Ci troviamo ad occidente del territorio di Bomarzo, in un ambiente boschivo particolare, denominato "Serraglio", sulla cui etimologia non v'è molta chiarezza. Potrebbe indicare un luogo difensivo, serrato o serrante qualcosa, un riparo per animali. E' un bosco fitto di querce, che d'inverno assume colori bigi, paesaggisticamente diversi da quelli incontrati ieri sulle tracce di Pasolini. Ma anche qui la natura ha scavato un Fosso, nella forra, tributario del torrente Vezza, e che chiaramente è denominato Fosso del Serraglio. Alla sua destra idrografica si trova appunto il bosco omonimo, in cui sono disseminati gli ormai familiari massi erratici di peperino, che furono modellati dagli antichi abitatori in base a precise funzioni: sacre o quotidiane.

Per raggiungerlo si deve costeggiare la muraglia del celebre Parco dei Mostri (o Bosco Sacro) e prendere una strada sterrata. L'avevamo già percorsa lo scorso anno per dirigerci alla Riserva Naturale di Monte Casoli, con le caratteristiche tombe rupestri (e abitazioni) che hanno perforato una grande quantità di rocce laviche. Questa volta ci portiamo nella parte più meridionale.  Il torrente Vezza divide tutto questo complesso territorio da Malano, dove si trova la cosidetta "Selva", che visiteremo in un successivo sopralluogo, magari con la stagione primaverile. C'è da rilevare che alcuni manufatti presenti nel bosco del Serraglio sono stati ritrovati anche nelle contigue zone sorianesi (Valle di San Nicolao e, appunto, nella Selva di Malano). Questo può indicarci come una stessa cultura, che utilizzava le medesime tecniche 'costruttive', era insediata in tutta l'area. Recenti scoperte ad opera del prof. Lidio Gasperini ha messo in evidenza delle iscrizioni latine, su certi manufatti, che nessuno aveva mai individuato nè studiato prima. E ancora c'è molto da investigare.

○ ○ ○

▸ **COSA SI CHIEDE**:
1. Rispondi in base al brano sul bosco del Serraglio:
(a) Di quale torrente è tributario il Fosso del Serraglio?
(b) Di quale pietra sono i massi erratici disseminati nel bosco?
(c) Chi ha messo in evidenza le iscrizioni latine su certi manufatti?
2. Sostituisci "Sie" con "Sierpień" nell'elenco, dal suo inizio fino alla riga che contiene "svg-text:120 mm: 120" inclusa, e riporta soltanto queste righe, con tutto il resto invariato.
L'elenco seguente non ha alcun legame con il brano.

▸ **Elementi del dataset**:
○ ○ ○

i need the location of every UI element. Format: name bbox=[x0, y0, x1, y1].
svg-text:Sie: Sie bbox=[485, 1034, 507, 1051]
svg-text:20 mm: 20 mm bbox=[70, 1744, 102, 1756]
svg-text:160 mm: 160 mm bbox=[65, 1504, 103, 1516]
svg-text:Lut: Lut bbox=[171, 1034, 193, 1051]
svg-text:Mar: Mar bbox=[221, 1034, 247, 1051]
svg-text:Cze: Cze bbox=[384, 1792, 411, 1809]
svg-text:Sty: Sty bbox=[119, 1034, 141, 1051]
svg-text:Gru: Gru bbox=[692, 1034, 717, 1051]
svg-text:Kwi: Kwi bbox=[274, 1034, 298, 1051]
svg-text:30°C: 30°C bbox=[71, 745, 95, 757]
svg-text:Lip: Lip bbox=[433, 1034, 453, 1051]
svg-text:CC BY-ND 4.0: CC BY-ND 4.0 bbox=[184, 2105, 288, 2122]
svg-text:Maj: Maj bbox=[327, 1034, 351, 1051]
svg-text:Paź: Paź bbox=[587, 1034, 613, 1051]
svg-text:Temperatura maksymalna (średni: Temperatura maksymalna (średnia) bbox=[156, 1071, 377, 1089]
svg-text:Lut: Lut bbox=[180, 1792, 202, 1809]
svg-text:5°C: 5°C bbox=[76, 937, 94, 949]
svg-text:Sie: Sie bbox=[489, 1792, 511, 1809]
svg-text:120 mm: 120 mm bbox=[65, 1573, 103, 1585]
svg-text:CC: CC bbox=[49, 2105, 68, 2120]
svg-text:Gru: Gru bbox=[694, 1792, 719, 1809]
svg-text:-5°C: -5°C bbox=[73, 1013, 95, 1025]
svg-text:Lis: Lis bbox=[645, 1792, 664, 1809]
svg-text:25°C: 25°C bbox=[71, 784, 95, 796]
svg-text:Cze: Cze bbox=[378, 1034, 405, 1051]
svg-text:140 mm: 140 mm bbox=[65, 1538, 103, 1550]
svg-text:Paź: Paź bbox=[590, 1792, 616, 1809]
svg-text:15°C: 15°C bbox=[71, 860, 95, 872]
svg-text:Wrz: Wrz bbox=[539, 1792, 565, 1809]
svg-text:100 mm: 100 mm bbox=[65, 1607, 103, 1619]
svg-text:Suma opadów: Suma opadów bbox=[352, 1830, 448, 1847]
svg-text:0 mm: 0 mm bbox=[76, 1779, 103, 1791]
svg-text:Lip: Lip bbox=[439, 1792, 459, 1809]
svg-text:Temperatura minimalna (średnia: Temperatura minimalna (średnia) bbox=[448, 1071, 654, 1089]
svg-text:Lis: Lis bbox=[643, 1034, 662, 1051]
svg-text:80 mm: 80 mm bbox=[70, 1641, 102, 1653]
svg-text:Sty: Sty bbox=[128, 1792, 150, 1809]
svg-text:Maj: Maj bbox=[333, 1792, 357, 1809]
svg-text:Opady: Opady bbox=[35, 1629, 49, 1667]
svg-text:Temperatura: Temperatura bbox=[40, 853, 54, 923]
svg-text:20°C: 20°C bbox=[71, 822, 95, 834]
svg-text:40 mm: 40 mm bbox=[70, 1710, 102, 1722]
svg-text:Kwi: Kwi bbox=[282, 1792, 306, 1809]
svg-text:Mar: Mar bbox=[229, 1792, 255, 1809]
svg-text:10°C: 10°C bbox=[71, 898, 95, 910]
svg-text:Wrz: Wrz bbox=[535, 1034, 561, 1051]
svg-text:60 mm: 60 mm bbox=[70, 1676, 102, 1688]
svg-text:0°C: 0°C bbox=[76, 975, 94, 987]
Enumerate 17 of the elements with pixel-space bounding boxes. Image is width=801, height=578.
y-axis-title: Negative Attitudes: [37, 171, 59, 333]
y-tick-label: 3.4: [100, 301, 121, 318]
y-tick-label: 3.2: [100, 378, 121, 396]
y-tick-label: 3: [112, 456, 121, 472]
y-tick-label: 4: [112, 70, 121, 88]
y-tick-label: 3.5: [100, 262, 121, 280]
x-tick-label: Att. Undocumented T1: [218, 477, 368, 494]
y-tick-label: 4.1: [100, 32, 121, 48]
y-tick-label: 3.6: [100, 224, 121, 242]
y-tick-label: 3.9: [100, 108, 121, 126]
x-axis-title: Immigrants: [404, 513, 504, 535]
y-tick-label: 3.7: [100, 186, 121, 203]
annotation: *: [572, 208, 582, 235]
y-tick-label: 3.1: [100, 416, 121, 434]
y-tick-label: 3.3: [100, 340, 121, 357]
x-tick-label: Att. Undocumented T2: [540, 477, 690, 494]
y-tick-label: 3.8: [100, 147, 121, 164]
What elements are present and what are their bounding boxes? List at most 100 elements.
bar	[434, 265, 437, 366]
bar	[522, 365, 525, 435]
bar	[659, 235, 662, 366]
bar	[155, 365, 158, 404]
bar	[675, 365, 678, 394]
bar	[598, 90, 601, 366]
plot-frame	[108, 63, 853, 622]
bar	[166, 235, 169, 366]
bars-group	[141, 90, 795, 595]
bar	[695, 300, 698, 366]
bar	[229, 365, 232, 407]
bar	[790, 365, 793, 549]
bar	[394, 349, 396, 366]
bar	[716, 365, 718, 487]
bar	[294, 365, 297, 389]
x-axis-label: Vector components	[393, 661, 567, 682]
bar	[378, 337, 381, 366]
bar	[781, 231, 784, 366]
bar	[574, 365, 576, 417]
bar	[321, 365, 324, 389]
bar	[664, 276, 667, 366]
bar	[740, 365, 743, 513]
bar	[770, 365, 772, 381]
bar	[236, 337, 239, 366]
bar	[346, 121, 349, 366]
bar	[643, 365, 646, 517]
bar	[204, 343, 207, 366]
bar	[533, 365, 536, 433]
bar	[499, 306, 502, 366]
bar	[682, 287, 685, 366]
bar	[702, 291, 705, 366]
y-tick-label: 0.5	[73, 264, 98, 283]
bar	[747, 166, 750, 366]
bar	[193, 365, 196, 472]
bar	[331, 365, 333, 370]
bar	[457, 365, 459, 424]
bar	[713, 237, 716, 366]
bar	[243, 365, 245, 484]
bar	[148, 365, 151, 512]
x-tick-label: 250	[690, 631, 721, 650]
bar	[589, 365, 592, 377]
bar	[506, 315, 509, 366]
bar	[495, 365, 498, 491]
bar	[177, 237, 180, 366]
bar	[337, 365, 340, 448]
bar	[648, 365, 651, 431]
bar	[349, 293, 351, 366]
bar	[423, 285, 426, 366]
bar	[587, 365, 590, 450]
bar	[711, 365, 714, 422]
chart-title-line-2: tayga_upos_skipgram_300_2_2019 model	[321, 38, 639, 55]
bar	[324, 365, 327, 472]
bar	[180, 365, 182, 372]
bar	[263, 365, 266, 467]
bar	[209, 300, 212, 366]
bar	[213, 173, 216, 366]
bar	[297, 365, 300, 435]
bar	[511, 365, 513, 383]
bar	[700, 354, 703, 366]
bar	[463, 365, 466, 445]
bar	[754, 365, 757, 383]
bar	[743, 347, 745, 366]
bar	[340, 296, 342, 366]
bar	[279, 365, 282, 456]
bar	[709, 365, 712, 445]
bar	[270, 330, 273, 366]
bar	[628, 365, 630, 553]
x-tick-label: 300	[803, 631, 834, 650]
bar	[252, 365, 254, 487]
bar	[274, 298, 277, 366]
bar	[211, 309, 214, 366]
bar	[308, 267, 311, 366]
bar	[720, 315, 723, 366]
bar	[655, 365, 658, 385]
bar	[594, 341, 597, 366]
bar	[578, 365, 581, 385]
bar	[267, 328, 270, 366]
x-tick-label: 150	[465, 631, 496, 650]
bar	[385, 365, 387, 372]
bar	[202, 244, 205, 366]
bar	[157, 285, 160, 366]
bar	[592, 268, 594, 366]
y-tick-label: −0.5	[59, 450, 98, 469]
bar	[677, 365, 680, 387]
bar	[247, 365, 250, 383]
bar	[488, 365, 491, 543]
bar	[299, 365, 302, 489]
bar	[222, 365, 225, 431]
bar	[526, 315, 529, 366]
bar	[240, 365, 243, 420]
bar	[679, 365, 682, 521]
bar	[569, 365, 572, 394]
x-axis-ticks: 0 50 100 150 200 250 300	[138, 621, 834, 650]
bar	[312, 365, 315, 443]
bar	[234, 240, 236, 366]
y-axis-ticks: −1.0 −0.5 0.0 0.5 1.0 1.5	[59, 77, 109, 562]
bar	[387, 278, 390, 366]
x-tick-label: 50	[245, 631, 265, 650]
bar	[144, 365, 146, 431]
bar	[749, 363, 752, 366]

○ ○ ○

▸ **SOLUZIONI IN ORDINE**:
1.
(a) Del torrente Vezza.
(b) Di peperino.
(c) Il prof. Lidio Gasperini.

2.
i need the location of every UI element. Format: name bbox=[x0, y0, x1, y1].
svg-text:Sierpień: Sierpień bbox=[485, 1034, 507, 1051]
svg-text:20 mm: 20 mm bbox=[70, 1744, 102, 1756]
svg-text:160 mm: 160 mm bbox=[65, 1504, 103, 1516]
svg-text:Lut: Lut bbox=[171, 1034, 193, 1051]
svg-text:Mar: Mar bbox=[221, 1034, 247, 1051]
svg-text:Cze: Cze bbox=[384, 1792, 411, 1809]
svg-text:Sty: Sty bbox=[119, 1034, 141, 1051]
svg-text:Gru: Gru bbox=[692, 1034, 717, 1051]
svg-text:Kwi: Kwi bbox=[274, 1034, 298, 1051]
svg-text:30°C: 30°C bbox=[71, 745, 95, 757]
svg-text:Lip: Lip bbox=[433, 1034, 453, 1051]
svg-text:CC BY-ND 4.0: CC BY-ND 4.0 bbox=[184, 2105, 288, 2122]
svg-text:Maj: Maj bbox=[327, 1034, 351, 1051]
svg-text:Paź: Paź bbox=[587, 1034, 613, 1051]
svg-text:Temperatura maksymalna (średni: Temperatura maksymalna (średnia) bbox=[156, 1071, 377, 1089]
svg-text:Lut: Lut bbox=[180, 1792, 202, 1809]
svg-text:5°C: 5°C bbox=[76, 937, 94, 949]
svg-text:Sierpień: Sierpień bbox=[489, 1792, 511, 1809]
svg-text:120 mm: 120 mm bbox=[65, 1573, 103, 1585]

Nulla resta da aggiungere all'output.